- Tarea
Convierte en una lista numerada todos los registros desde la línea que contiene "potential-rating-column: 74 C" hasta la que contiene "band-letter: B xyxy=(241,205,289,279)", ambas incluidas. Omite las líneas en blanco y no agregues ningún otro registro.

- Registros
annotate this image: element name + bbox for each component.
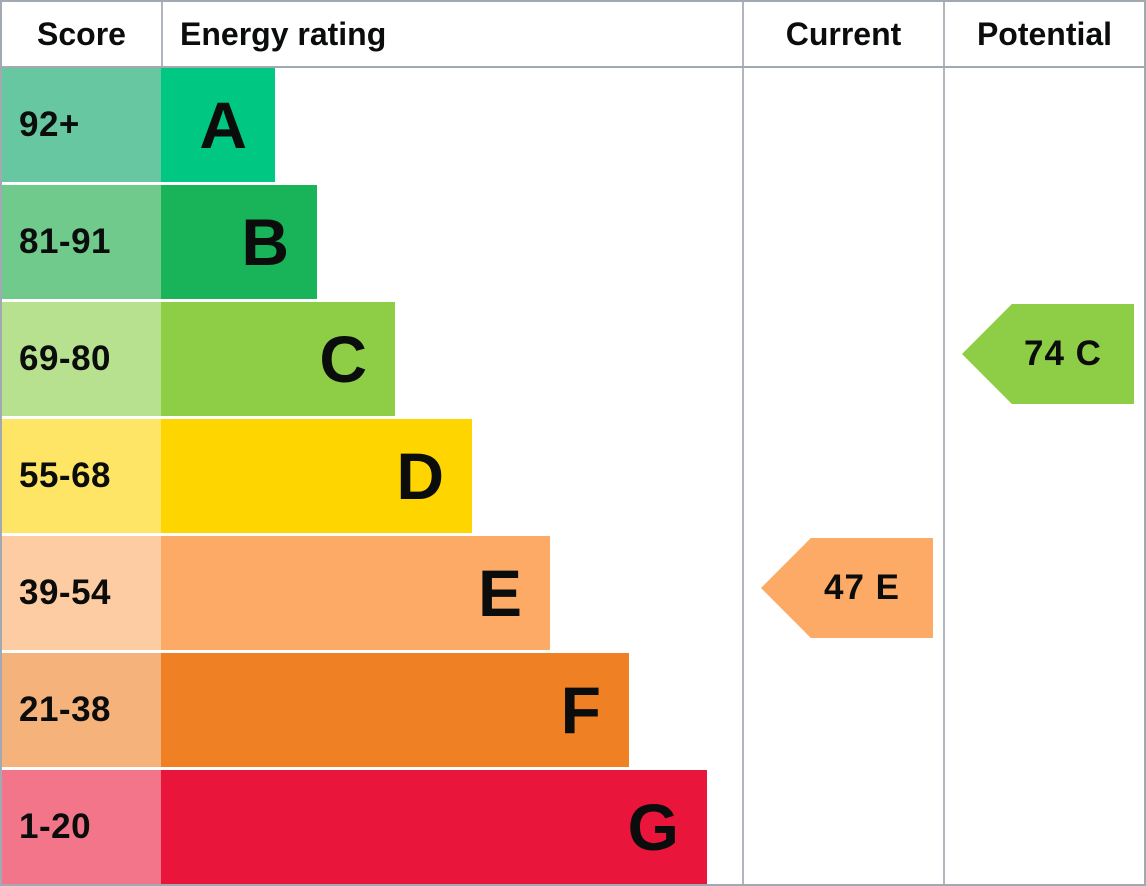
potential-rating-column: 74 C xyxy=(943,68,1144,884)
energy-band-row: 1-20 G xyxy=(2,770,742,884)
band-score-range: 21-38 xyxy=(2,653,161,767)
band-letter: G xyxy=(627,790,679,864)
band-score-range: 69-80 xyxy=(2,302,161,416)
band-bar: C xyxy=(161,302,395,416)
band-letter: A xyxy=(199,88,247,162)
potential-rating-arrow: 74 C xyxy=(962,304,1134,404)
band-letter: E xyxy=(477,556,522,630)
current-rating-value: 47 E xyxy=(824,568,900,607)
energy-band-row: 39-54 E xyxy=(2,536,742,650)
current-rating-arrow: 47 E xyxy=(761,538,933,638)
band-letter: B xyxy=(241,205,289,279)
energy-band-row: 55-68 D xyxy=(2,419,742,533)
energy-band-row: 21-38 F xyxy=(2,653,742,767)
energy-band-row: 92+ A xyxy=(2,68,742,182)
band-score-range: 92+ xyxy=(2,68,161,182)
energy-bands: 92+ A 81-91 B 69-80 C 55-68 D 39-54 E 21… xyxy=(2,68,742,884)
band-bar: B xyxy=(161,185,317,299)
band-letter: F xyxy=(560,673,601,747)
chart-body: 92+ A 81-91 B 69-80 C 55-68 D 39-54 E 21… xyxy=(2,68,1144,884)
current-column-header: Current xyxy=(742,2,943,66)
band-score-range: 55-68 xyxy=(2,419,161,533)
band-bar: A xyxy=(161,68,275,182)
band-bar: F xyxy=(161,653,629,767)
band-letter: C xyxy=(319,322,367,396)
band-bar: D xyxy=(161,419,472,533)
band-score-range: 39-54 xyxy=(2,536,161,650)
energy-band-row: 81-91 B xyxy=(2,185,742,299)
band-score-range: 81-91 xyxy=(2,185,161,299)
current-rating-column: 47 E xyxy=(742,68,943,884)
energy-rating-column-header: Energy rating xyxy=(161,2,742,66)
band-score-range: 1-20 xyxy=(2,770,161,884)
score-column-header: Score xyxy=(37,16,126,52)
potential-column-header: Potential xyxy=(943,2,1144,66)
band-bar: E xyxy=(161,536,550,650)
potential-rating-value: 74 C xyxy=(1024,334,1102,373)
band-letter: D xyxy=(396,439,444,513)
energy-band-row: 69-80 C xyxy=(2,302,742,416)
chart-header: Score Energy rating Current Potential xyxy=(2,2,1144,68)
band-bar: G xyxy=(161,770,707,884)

...

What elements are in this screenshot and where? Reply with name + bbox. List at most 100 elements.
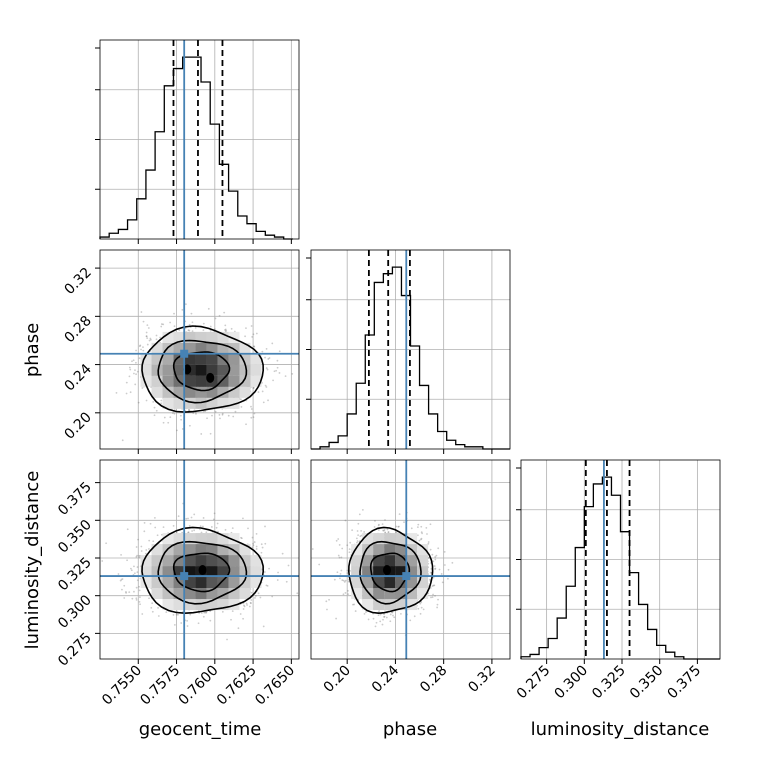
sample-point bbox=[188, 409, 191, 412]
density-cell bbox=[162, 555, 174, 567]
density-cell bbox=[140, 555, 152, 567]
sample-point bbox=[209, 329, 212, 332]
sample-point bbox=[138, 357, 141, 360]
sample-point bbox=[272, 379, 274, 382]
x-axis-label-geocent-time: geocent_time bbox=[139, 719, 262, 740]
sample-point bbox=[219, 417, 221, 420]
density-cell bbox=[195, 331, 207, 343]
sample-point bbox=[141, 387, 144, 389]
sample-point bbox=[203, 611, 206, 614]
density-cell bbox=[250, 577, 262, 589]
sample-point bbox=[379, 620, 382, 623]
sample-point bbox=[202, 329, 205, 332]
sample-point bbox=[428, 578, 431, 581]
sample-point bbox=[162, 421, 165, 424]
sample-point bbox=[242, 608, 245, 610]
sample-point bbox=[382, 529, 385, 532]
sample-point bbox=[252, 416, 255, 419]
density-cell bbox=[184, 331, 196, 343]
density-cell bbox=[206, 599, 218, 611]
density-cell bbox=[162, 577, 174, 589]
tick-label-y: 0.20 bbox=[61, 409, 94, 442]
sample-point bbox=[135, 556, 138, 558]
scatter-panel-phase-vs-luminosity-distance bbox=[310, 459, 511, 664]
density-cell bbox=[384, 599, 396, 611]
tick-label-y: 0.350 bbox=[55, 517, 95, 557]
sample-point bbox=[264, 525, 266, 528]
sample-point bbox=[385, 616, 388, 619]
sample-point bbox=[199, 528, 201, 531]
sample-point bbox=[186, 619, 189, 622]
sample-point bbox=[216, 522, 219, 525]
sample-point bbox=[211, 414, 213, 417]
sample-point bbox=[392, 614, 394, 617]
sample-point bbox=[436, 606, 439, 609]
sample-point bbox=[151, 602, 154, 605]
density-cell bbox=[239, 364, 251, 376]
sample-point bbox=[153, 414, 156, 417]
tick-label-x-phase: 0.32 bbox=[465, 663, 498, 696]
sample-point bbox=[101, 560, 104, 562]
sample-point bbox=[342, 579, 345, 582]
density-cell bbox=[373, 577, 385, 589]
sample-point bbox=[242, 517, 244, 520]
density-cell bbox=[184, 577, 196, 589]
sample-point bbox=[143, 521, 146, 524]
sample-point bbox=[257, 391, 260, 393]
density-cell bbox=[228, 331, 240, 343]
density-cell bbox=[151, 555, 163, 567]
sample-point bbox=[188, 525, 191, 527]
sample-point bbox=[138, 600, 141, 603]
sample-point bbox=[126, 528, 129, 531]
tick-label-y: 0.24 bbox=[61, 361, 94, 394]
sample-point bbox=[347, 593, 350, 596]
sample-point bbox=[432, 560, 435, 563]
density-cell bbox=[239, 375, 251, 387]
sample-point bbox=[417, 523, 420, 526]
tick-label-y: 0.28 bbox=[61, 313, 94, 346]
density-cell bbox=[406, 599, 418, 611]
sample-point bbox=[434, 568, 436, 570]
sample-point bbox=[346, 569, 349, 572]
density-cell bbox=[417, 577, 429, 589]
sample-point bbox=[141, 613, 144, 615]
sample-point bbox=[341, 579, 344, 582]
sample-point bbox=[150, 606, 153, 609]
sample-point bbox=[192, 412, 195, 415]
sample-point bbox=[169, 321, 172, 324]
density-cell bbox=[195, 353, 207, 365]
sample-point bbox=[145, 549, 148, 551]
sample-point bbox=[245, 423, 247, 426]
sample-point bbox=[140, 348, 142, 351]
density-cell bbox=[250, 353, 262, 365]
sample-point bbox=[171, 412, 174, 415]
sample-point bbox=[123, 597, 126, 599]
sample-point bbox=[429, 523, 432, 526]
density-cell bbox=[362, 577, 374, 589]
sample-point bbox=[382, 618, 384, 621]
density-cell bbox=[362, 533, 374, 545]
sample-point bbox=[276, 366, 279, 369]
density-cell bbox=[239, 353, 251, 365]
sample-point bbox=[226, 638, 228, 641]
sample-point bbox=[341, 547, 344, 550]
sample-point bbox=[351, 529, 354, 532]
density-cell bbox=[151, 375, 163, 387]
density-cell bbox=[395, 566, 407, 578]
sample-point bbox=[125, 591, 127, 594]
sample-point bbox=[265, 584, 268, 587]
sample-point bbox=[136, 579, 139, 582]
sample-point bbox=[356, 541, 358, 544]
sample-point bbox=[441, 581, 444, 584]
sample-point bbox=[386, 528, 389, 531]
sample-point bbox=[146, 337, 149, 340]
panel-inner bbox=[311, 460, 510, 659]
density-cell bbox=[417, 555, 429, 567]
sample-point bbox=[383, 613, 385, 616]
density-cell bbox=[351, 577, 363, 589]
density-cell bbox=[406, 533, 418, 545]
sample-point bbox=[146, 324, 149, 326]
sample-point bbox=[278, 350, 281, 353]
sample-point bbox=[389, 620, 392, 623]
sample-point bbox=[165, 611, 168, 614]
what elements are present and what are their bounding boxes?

==

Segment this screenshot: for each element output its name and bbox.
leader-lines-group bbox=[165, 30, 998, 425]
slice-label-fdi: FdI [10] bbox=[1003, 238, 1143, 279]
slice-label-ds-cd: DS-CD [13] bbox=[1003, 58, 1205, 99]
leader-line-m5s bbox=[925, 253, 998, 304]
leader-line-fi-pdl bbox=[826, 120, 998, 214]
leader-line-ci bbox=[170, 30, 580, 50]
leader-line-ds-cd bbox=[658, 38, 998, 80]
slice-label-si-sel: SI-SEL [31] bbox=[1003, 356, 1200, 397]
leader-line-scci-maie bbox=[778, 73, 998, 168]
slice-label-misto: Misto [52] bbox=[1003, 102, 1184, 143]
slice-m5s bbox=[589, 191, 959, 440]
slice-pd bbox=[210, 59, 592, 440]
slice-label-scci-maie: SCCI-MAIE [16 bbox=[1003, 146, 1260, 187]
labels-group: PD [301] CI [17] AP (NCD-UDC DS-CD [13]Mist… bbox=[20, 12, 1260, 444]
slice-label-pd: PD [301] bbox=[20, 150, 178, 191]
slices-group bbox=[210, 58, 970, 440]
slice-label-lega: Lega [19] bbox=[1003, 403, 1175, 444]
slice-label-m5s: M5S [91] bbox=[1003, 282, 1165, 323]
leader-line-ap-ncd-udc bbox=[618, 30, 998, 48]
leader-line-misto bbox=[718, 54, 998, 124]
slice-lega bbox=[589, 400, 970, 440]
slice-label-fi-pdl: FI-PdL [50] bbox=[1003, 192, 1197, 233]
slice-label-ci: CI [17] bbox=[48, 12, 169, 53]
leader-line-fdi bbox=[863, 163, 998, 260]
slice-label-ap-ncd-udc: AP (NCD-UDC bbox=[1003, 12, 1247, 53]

- Respuesta
1. potential-rating-column: 74 C xyxy=(943,68,1144,884)
2. energy-band-row: 1-20 G xyxy=(2,770,742,884)
3. band-score-range: 21-38 xyxy=(2,653,161,767)
4. band-letter: G xyxy=(627,790,679,864)
5. band-score-range: 69-80 xyxy=(2,302,161,416)
6. band-bar: C xyxy=(161,302,395,416)
7. band-letter: A xyxy=(199,88,247,162)
8. potential-rating-arrow: 74 C xyxy=(962,304,1134,404)
9. band-letter: E xyxy=(477,556,522,630)
10. current-rating-value: 47 E xyxy=(824,568,900,607)
11. energy-band-row: 39-54 E xyxy=(2,536,742,650)
12. current-rating-arrow: 47 E xyxy=(761,538,933,638)
13. band-letter: B xyxy=(241,205,289,279)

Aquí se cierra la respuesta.